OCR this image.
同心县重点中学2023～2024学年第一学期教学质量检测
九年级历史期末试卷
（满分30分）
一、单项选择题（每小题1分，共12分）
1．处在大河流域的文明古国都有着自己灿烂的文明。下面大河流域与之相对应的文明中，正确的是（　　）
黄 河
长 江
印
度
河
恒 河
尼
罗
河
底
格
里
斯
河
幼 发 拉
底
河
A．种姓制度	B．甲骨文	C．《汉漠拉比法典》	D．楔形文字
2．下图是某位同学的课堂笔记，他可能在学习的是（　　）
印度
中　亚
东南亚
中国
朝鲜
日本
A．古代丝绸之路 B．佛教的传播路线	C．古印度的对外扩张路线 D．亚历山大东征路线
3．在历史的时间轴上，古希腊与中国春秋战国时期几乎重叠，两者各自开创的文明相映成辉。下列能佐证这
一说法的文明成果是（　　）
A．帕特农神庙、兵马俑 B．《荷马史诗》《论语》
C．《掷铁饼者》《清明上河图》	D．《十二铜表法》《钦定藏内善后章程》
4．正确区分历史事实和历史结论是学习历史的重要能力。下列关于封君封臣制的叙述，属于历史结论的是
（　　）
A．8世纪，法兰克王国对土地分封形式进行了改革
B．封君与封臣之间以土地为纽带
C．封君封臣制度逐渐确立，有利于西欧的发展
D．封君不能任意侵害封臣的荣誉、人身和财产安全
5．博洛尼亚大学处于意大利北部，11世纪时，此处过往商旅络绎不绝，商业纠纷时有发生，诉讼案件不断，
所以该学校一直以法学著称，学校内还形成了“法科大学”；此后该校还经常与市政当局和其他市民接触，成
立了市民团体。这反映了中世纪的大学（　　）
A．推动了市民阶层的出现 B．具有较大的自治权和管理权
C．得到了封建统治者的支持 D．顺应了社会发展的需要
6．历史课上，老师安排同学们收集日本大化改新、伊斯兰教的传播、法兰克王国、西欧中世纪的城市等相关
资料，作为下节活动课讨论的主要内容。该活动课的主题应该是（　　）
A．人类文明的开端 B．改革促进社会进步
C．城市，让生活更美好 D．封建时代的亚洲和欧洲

**Your objective**
Can you give every line above again, exactly as written?

**Output of the exercise**
OCR this image.
同心县重点中学2023～2024学年第一学期教学质量检测
九年级历史期末试卷
（满分30分）
一、单项选择题（每小题1分，共12分）
1．处在大河流域的文明古国都有着自己灿烂的文明。下面大河流域与之相对应的文明中，正确的是（　　）
黄 河
长 江
印
度
河
恒 河
尼
罗
河
底
格
里
斯
河
幼 发 拉
底
河
A．种姓制度	B．甲骨文	C．《汉漠拉比法典》	D．楔形文字
2．下图是某位同学的课堂笔记，他可能在学习的是（　　）
印度
中　亚
东南亚
中国
朝鲜
日本
A．古代丝绸之路 B．佛教的传播路线	C．古印度的对外扩张路线 D．亚历山大东征路线
3．在历史的时间轴上，古希腊与中国春秋战国时期几乎重叠，两者各自开创的文明相映成辉。下列能佐证这
一说法的文明成果是（　　）
A．帕特农神庙、兵马俑 B．《荷马史诗》《论语》
C．《掷铁饼者》《清明上河图》	D．《十二铜表法》《钦定藏内善后章程》
4．正确区分历史事实和历史结论是学习历史的重要能力。下列关于封君封臣制的叙述，属于历史结论的是
（　　）
A．8世纪，法兰克王国对土地分封形式进行了改革
B．封君与封臣之间以土地为纽带
C．封君封臣制度逐渐确立，有利于西欧的发展
D．封君不能任意侵害封臣的荣誉、人身和财产安全
5．博洛尼亚大学处于意大利北部，11世纪时，此处过往商旅络绎不绝，商业纠纷时有发生，诉讼案件不断，
所以该学校一直以法学著称，学校内还形成了“法科大学”；此后该校还经常与市政当局和其他市民接触，成
立了市民团体。这反映了中世纪的大学（　　）
A．推动了市民阶层的出现 B．具有较大的自治权和管理权
C．得到了封建统治者的支持 D．顺应了社会发展的需要
6．历史课上，老师安排同学们收集日本大化改新、伊斯兰教的传播、法兰克王国、西欧中世纪的城市等相关
资料，作为下节活动课讨论的主要内容。该活动课的主题应该是（　　）
A．人类文明的开端 B．改革促进社会进步
C．城市，让生活更美好 D．封建时代的亚洲和欧洲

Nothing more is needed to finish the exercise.